━━━ Listed records ━━━

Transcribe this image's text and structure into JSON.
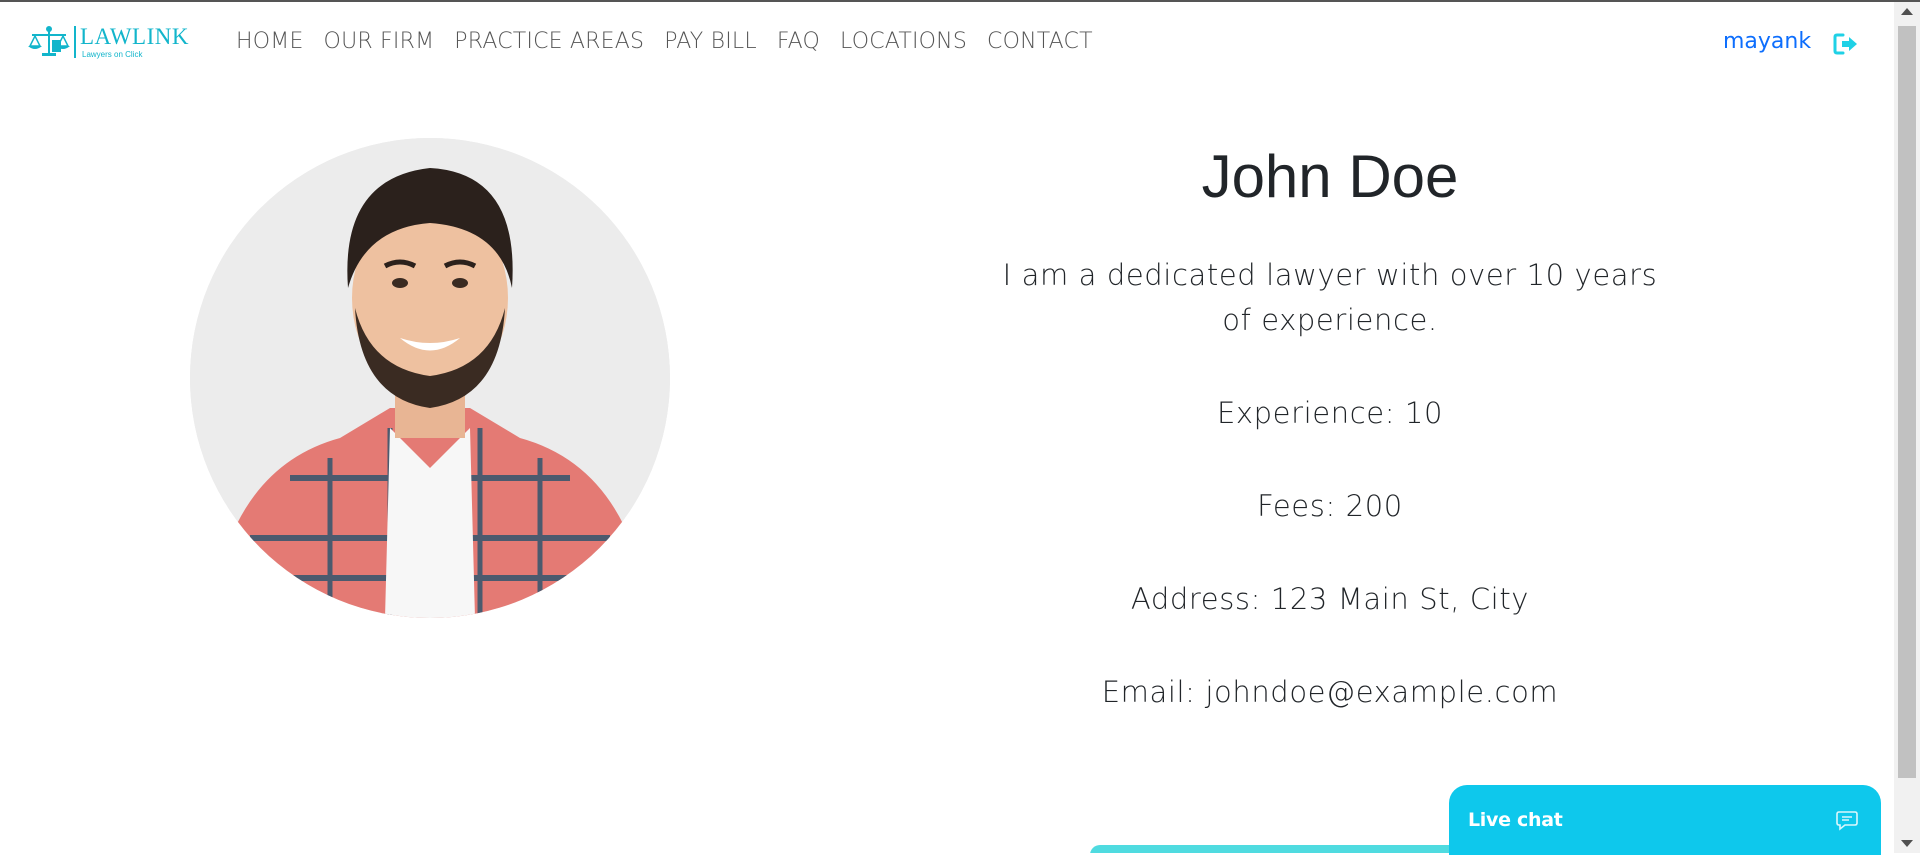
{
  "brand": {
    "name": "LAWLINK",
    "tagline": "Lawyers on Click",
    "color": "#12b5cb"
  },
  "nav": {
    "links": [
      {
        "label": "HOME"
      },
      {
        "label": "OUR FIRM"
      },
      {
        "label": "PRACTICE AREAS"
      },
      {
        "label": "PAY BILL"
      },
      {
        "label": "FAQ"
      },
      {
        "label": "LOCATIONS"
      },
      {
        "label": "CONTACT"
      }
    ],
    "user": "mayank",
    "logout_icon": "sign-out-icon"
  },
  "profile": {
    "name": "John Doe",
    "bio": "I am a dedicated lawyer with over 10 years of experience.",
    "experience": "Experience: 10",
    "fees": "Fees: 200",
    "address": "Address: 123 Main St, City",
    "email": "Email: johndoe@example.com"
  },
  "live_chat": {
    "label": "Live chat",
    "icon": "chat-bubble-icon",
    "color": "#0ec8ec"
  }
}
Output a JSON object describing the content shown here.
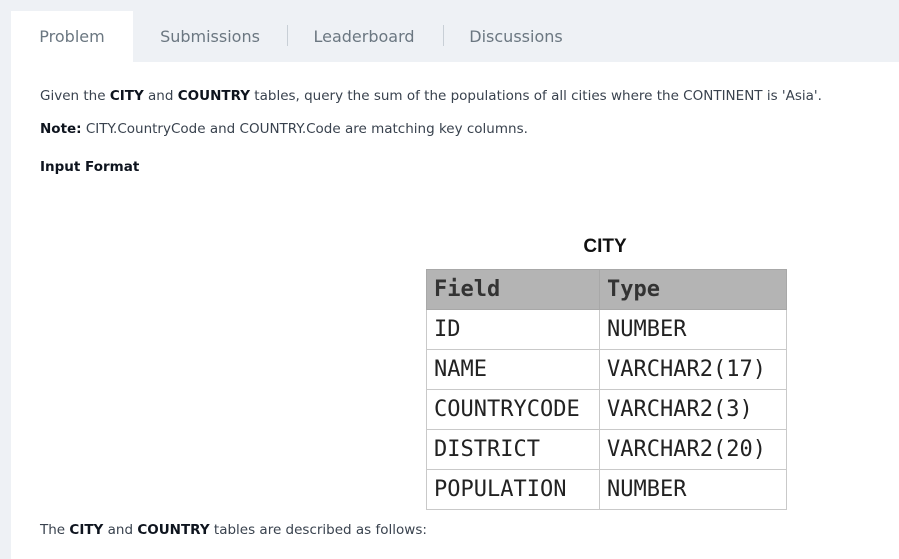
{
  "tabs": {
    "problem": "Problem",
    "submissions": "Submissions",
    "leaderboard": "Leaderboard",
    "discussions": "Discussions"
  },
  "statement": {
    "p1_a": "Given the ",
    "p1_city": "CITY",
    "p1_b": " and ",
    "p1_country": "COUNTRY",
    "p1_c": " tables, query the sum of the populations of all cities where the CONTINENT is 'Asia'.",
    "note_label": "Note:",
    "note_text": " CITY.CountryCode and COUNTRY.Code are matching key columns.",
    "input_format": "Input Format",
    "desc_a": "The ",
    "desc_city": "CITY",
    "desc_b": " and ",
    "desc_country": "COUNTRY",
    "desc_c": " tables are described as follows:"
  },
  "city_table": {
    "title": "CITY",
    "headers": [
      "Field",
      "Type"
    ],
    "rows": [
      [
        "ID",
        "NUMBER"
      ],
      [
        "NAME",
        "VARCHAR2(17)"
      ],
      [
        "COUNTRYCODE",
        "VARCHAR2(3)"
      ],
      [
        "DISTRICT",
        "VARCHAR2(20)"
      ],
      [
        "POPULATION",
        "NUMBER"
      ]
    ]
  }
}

━━━

Work out how many lines of the data above hold the word "icon", and write only the count.

# [Complete response]
2